Problem description — Print every entry word for word, but omit the pictures.
Start of Working data
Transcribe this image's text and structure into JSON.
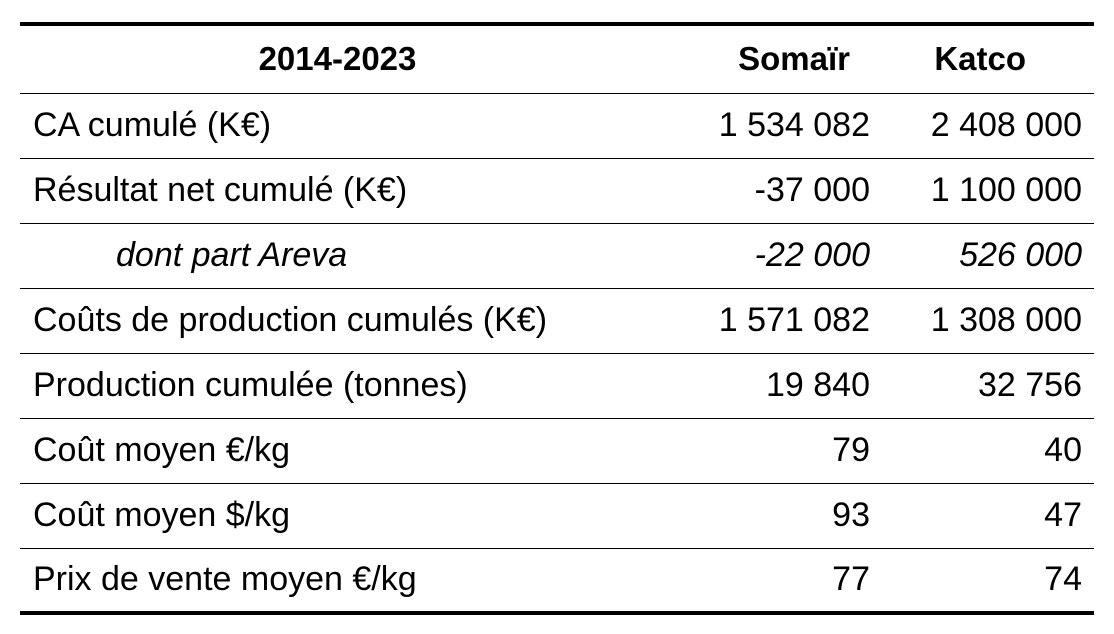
{
  "table": {
    "header": {
      "period": "2014-2023",
      "somair": "Somaïr",
      "katco": "Katco"
    },
    "rows": [
      {
        "label": "CA cumulé (K€)",
        "somair": "1 534 082",
        "katco": "2 408 000"
      },
      {
        "label": "Résultat net cumulé (K€)",
        "somair": "-37 000",
        "katco": "1 100 000"
      },
      {
        "label": "dont part Areva",
        "somair": "-22 000",
        "katco": "526 000"
      },
      {
        "label": "Coûts de production cumulés (K€)",
        "somair": "1 571 082",
        "katco": "1 308 000"
      },
      {
        "label": "Production cumulée (tonnes)",
        "somair": "19 840",
        "katco": "32 756"
      },
      {
        "label": "Coût moyen €/kg",
        "somair": "79",
        "katco": "40"
      },
      {
        "label": "Coût moyen $/kg",
        "somair": "93",
        "katco": "47"
      },
      {
        "label": "Prix de vente moyen €/kg",
        "somair": "77",
        "katco": "74"
      }
    ]
  }
}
End of Working data
The completed task —
Transcribe this image's text and structure into JSON.
{
  "table": {
    "header": {
      "period": "2014-2023",
      "somair": "Somaïr",
      "katco": "Katco"
    },
    "rows": [
      {
        "label": "CA cumulé (K€)",
        "somair": "1 534 082",
        "katco": "2 408 000"
      },
      {
        "label": "Résultat net cumulé (K€)",
        "somair": "-37 000",
        "katco": "1 100 000"
      },
      {
        "label": "dont part Areva",
        "somair": "-22 000",
        "katco": "526 000"
      },
      {
        "label": "Coûts de production cumulés (K€)",
        "somair": "1 571 082",
        "katco": "1 308 000"
      },
      {
        "label": "Production cumulée (tonnes)",
        "somair": "19 840",
        "katco": "32 756"
      },
      {
        "label": "Coût moyen €/kg",
        "somair": "79",
        "katco": "40"
      },
      {
        "label": "Coût moyen $/kg",
        "somair": "93",
        "katco": "47"
      },
      {
        "label": "Prix de vente moyen €/kg",
        "somair": "77",
        "katco": "74"
      }
    ]
  }
}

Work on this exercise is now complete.